> STATED GOAL
Extract, from the records beneath this instruction, each line that contains the word "image".

> DATA SUPPLIED
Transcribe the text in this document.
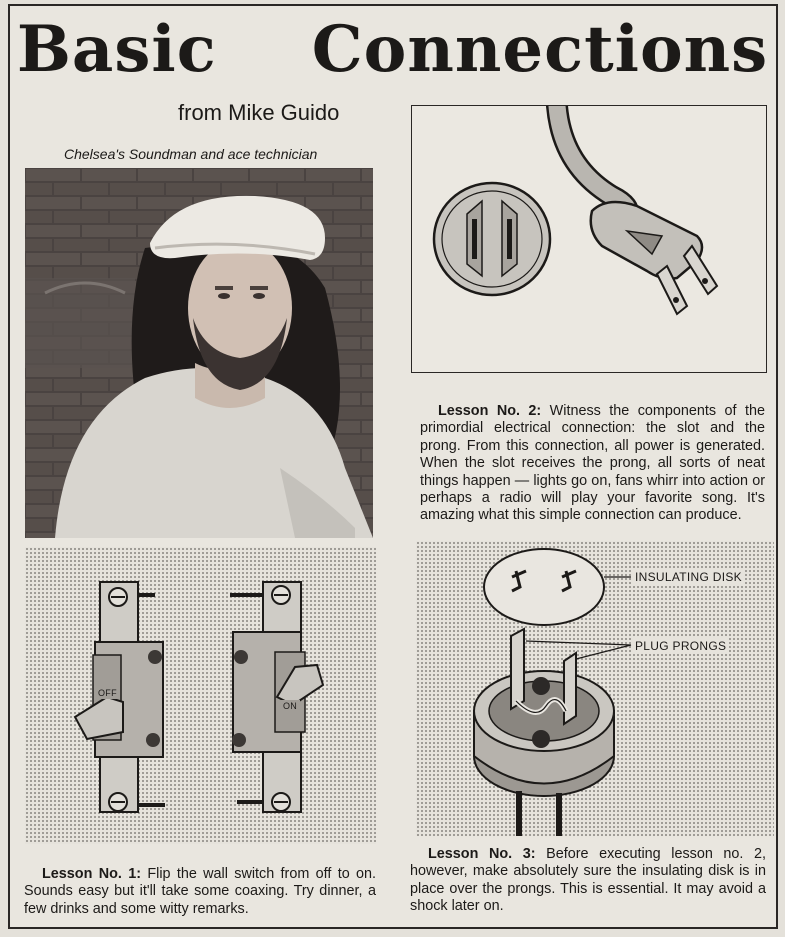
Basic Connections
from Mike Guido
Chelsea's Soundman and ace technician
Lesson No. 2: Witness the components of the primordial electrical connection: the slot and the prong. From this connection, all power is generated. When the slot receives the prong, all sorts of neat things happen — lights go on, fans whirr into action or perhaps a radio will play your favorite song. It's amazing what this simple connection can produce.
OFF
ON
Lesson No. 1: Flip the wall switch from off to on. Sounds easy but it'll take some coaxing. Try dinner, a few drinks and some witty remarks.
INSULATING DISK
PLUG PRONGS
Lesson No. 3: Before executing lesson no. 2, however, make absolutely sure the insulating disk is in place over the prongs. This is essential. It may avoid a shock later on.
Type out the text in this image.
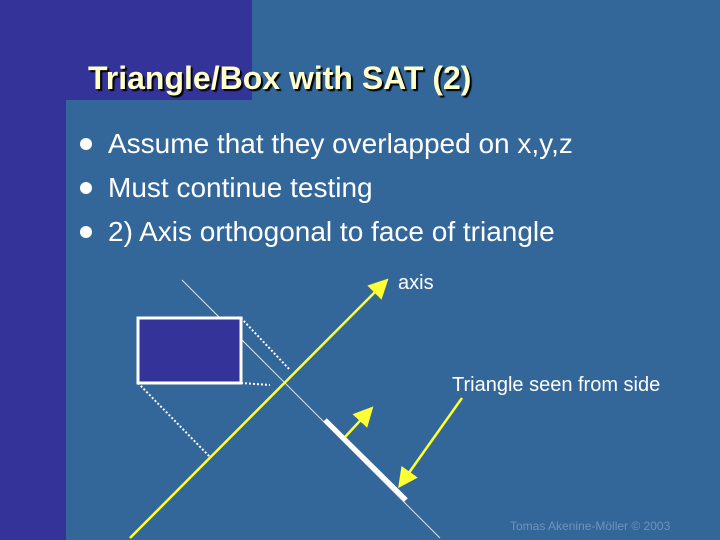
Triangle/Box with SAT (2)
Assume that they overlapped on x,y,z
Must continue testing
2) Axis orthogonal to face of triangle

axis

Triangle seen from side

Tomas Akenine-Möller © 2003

--

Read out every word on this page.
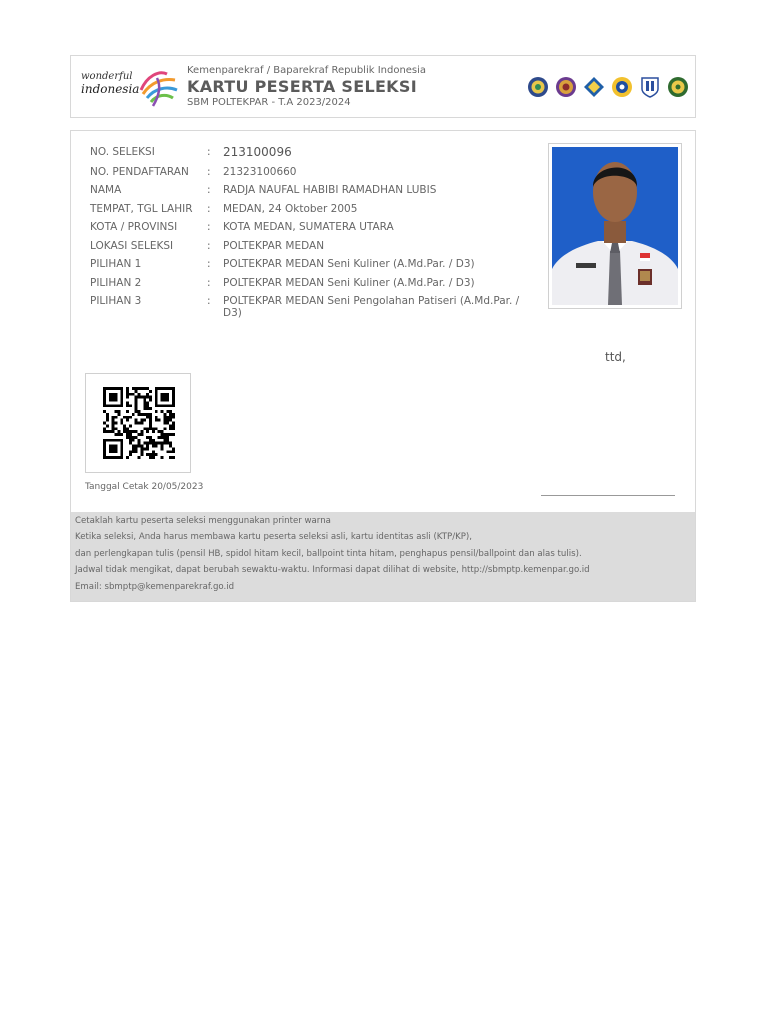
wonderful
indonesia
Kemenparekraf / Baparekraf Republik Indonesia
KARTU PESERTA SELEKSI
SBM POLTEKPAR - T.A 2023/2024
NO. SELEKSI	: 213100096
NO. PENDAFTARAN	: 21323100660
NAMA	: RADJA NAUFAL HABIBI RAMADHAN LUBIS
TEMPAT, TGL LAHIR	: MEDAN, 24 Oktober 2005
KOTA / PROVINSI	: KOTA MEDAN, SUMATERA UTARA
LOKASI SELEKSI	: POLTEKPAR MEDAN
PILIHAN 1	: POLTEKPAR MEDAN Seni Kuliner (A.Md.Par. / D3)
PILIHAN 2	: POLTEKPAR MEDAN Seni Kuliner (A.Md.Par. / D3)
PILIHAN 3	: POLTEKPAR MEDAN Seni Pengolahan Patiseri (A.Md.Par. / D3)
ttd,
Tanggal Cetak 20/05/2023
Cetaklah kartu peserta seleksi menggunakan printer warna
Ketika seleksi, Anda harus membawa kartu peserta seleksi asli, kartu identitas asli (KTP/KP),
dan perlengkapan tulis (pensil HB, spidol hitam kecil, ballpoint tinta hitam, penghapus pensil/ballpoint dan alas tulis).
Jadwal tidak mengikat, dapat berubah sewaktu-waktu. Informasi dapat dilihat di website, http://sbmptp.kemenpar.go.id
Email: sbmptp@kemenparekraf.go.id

* * *

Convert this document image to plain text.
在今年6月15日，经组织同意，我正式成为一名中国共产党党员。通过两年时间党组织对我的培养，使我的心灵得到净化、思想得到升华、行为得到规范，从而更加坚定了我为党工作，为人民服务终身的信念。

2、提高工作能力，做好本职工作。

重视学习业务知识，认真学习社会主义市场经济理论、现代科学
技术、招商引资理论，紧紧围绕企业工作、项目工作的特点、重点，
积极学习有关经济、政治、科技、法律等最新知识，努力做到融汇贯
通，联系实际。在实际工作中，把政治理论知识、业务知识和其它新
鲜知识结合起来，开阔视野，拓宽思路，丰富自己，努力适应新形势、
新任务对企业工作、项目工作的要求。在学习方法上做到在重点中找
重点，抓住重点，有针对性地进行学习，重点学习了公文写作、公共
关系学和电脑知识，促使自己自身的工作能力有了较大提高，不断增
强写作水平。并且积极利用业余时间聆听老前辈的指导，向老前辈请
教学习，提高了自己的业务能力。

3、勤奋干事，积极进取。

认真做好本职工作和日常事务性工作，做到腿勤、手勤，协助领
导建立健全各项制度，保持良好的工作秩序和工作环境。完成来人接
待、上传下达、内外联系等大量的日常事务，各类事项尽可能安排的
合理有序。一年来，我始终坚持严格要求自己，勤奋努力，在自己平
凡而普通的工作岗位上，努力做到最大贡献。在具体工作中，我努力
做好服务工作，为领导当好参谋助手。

> COMPLETE OUTPUT
Type out the text in this image.
Convert this document image to plain text.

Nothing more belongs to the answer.